[Start Data to process]
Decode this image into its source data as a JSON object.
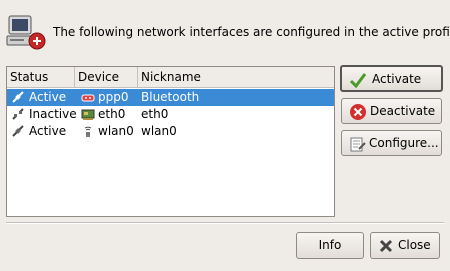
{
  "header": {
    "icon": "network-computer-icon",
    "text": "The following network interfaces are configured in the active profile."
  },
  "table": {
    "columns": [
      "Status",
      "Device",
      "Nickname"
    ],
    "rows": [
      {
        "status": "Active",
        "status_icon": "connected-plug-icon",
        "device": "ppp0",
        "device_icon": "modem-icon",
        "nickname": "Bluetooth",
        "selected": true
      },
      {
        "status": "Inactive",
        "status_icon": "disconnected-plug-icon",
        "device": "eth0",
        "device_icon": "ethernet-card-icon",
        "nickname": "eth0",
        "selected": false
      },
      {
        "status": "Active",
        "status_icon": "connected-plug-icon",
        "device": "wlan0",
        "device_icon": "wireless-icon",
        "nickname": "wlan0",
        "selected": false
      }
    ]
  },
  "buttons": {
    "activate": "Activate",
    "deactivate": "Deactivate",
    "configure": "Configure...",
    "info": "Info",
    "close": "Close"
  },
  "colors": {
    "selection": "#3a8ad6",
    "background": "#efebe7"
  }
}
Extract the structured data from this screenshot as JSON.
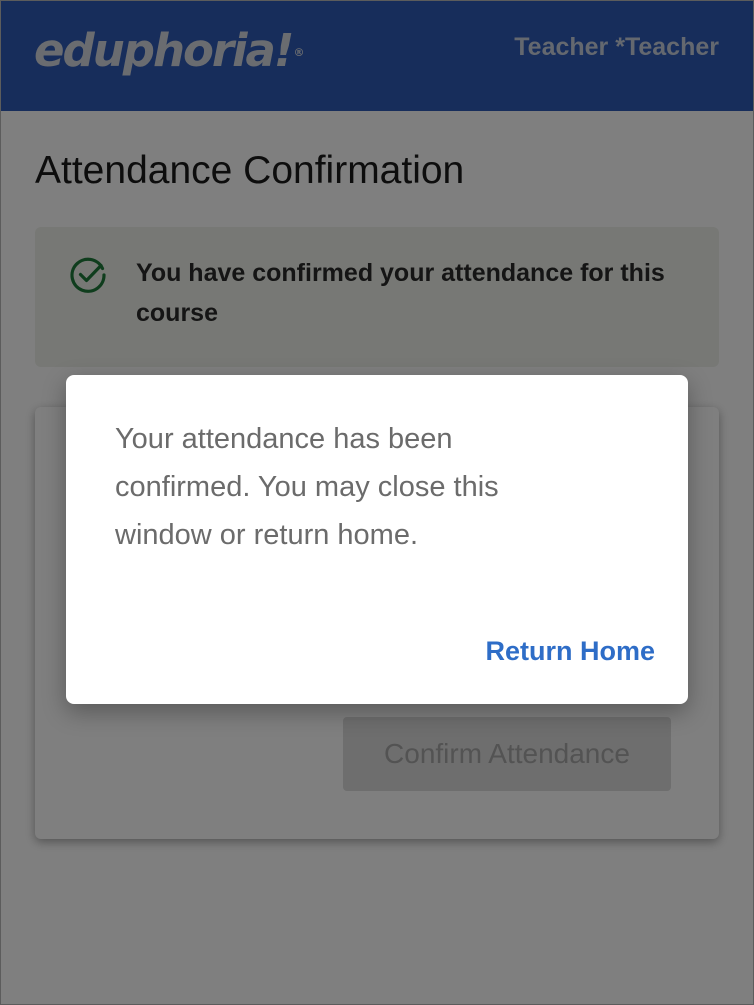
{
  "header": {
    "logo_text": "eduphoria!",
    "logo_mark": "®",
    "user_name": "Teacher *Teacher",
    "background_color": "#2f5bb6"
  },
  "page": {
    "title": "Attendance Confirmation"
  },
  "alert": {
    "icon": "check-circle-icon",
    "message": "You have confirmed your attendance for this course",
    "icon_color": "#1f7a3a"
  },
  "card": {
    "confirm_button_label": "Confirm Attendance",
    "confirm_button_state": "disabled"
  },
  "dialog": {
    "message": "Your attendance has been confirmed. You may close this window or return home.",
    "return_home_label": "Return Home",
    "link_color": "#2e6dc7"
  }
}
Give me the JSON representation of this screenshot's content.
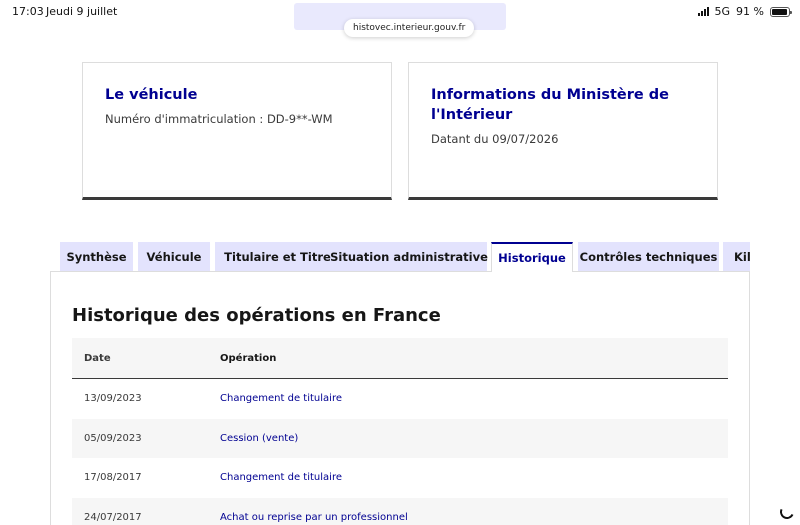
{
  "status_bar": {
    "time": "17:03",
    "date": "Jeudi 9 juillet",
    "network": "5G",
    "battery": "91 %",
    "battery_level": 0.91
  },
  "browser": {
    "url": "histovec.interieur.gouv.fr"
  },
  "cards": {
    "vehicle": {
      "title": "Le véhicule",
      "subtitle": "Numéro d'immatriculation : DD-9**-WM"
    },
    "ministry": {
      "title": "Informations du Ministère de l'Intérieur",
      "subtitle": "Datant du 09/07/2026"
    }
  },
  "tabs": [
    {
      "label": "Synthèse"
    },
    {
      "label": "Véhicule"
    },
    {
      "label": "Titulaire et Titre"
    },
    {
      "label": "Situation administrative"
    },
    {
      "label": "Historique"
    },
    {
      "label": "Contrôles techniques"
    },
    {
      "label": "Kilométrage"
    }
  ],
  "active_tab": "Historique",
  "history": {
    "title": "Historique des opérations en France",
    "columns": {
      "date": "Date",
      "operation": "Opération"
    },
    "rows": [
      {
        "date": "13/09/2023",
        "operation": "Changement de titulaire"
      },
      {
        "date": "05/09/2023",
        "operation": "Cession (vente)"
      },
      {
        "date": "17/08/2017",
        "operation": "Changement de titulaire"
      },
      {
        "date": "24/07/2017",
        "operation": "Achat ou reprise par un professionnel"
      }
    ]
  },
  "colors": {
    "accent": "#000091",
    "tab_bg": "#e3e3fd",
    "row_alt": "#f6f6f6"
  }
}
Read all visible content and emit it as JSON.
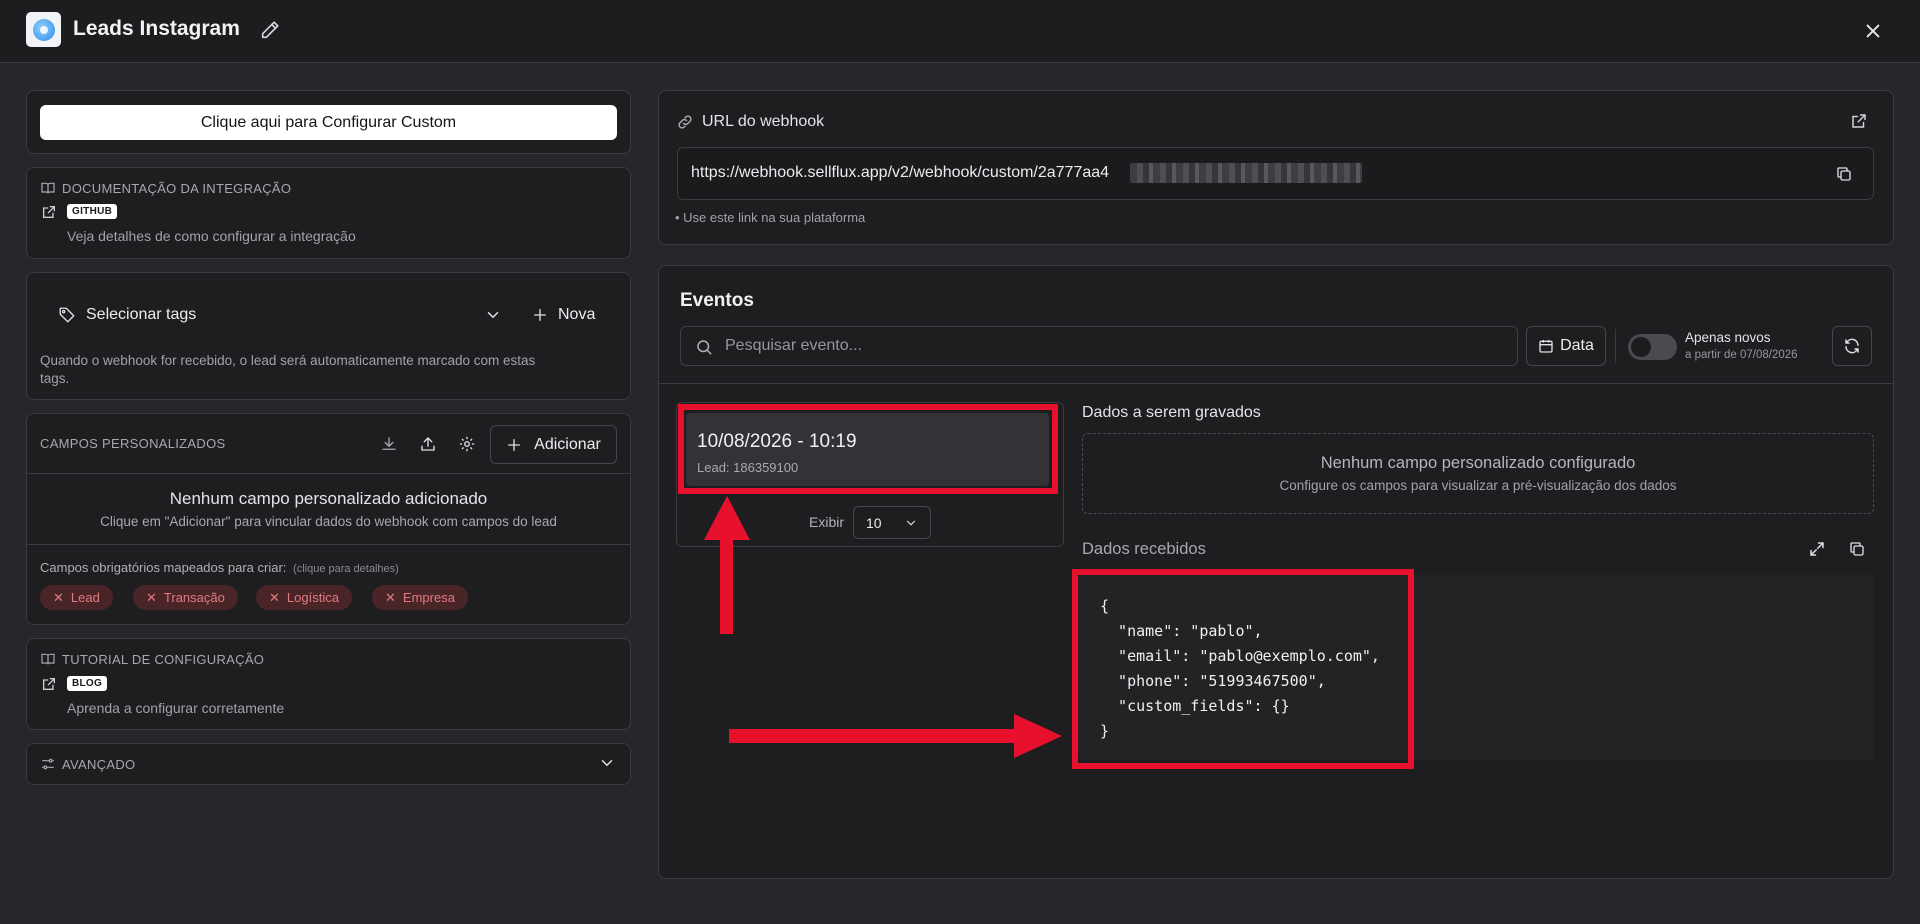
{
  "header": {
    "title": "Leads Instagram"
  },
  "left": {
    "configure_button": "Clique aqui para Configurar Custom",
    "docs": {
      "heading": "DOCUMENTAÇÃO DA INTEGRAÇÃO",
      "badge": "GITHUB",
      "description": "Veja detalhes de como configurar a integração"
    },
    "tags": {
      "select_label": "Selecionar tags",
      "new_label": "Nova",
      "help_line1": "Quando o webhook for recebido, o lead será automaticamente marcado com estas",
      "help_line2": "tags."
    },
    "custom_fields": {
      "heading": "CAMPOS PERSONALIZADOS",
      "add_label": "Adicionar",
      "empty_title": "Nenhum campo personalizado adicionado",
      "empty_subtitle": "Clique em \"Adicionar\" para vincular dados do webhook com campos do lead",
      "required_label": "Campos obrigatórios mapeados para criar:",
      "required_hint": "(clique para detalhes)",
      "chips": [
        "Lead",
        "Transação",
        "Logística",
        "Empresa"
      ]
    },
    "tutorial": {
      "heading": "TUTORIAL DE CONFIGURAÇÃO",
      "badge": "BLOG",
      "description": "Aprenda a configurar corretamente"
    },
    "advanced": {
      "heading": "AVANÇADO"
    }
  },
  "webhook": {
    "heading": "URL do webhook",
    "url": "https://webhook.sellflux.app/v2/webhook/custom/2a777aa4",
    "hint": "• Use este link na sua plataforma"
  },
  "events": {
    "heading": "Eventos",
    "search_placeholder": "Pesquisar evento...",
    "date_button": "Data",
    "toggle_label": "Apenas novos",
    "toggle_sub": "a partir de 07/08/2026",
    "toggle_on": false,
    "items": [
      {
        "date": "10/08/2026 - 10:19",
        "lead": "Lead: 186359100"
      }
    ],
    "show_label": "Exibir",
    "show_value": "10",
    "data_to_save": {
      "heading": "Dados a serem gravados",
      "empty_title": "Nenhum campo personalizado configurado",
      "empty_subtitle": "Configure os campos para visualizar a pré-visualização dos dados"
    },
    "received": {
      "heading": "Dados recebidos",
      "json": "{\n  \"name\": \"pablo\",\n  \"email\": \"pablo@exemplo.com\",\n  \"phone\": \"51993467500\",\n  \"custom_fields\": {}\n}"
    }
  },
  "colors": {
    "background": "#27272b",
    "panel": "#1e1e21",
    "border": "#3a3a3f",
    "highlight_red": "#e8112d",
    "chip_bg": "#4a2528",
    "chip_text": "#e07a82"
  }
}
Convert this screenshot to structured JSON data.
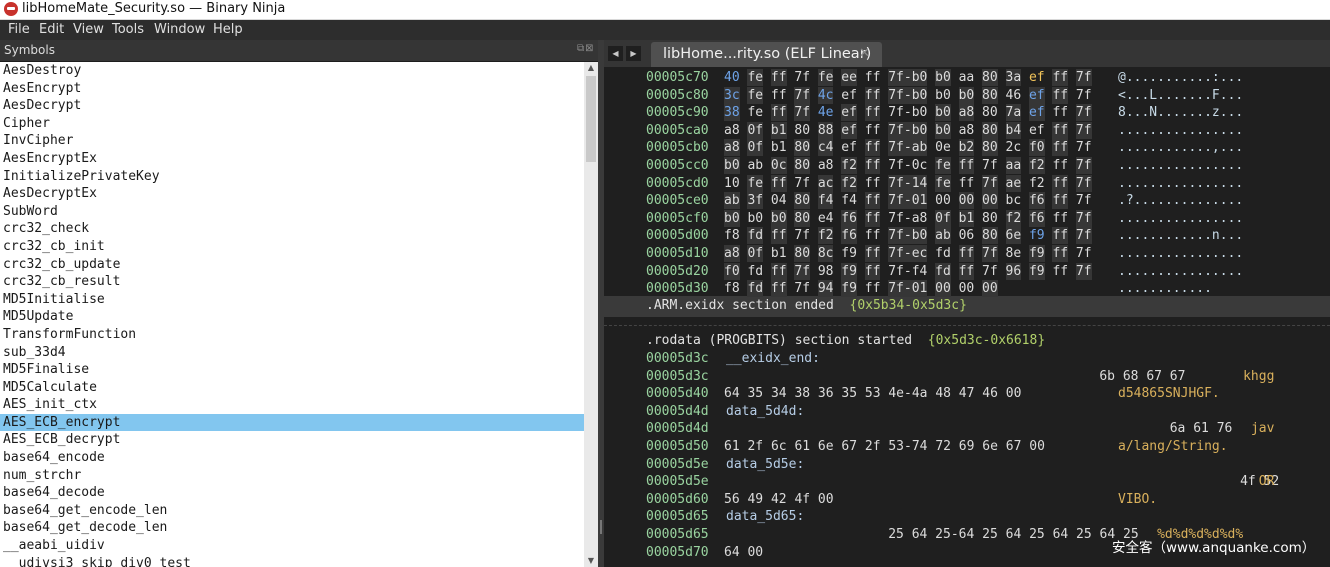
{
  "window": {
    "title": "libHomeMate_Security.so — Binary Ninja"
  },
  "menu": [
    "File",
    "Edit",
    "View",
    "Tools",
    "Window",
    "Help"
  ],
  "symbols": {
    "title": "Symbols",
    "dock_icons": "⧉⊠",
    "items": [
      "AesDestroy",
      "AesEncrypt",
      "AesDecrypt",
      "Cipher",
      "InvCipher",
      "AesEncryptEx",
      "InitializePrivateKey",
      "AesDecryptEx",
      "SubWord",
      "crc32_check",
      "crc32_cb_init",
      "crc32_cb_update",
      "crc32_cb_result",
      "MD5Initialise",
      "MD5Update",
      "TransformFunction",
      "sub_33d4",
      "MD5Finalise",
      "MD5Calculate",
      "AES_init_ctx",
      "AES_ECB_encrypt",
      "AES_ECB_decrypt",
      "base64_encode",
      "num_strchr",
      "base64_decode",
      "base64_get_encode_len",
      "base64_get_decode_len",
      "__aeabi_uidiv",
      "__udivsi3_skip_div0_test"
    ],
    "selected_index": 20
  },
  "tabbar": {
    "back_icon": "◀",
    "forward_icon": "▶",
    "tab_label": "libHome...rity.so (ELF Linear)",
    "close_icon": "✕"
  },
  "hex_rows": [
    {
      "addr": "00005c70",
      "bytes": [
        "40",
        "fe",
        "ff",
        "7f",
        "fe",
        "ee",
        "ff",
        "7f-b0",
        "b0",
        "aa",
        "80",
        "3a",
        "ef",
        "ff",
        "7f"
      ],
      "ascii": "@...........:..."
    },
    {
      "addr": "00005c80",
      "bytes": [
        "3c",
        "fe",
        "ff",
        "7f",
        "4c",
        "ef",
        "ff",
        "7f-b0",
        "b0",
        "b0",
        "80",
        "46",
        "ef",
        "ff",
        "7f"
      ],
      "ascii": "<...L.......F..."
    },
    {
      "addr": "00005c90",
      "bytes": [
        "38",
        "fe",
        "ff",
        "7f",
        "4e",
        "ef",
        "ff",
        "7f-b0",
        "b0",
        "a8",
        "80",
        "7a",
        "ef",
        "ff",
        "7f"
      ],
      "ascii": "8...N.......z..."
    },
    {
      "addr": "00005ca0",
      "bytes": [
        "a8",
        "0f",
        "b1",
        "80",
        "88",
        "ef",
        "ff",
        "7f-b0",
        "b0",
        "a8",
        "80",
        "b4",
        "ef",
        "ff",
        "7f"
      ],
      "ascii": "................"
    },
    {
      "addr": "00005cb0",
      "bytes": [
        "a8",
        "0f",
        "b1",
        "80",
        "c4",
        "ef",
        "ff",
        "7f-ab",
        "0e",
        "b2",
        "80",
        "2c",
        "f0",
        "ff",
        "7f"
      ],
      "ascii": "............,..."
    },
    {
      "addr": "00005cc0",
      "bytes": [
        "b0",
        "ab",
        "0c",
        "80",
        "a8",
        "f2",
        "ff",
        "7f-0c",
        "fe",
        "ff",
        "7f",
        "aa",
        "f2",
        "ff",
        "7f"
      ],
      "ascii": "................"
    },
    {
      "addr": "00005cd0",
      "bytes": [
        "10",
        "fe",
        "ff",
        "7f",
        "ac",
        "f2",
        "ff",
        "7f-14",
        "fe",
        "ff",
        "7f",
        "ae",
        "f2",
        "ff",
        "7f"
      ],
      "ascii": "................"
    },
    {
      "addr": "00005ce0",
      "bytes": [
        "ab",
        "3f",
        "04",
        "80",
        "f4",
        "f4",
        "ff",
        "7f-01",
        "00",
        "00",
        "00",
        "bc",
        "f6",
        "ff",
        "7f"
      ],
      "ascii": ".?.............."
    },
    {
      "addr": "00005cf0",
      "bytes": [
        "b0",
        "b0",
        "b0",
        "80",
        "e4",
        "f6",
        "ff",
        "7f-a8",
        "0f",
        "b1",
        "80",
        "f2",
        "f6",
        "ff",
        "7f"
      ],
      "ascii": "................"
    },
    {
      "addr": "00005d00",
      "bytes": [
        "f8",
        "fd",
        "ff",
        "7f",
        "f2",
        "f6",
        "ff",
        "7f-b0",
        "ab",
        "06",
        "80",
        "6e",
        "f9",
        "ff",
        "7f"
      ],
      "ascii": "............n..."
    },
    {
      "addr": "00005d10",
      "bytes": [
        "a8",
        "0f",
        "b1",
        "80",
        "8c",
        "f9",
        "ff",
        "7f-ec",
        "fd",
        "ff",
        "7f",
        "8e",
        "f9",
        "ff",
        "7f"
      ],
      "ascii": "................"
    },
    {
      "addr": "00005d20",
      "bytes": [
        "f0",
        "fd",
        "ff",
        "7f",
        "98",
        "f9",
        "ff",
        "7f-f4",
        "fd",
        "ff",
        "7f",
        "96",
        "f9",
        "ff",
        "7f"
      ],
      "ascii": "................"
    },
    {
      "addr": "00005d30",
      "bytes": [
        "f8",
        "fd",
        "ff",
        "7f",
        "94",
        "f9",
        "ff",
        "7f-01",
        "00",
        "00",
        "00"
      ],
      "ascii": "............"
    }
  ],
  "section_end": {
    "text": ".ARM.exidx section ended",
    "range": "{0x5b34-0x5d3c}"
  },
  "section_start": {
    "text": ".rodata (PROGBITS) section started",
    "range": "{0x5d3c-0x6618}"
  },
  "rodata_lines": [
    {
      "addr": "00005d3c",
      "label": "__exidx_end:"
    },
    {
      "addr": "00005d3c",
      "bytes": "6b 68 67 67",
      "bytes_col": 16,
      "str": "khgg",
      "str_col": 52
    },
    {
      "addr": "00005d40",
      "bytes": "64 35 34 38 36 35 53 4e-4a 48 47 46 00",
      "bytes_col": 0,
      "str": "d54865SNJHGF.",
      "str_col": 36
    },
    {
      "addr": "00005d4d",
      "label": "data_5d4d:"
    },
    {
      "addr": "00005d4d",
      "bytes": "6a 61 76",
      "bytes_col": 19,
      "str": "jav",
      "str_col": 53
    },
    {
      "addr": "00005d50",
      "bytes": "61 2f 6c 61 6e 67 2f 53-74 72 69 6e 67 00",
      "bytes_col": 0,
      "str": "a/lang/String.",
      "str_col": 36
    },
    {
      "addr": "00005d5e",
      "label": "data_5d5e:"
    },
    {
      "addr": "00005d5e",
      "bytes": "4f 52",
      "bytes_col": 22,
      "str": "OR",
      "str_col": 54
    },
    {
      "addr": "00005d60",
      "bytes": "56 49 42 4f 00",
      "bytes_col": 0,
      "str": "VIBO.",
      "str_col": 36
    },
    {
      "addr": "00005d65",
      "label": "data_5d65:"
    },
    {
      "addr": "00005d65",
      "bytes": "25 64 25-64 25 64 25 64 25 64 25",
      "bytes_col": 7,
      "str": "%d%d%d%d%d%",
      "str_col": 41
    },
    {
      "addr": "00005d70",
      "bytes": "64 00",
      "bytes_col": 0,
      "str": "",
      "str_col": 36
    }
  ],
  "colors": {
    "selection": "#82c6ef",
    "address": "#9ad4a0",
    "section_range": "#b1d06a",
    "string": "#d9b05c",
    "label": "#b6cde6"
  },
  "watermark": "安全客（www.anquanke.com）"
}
[End Data to process]
§ Objective:
From the listing above, copy all lines holding the word "network".

§ Final answer:
    "icon": "network-computer-icon",
    "text": "The following network interfaces are configured in the active profile."
    "network": "5G",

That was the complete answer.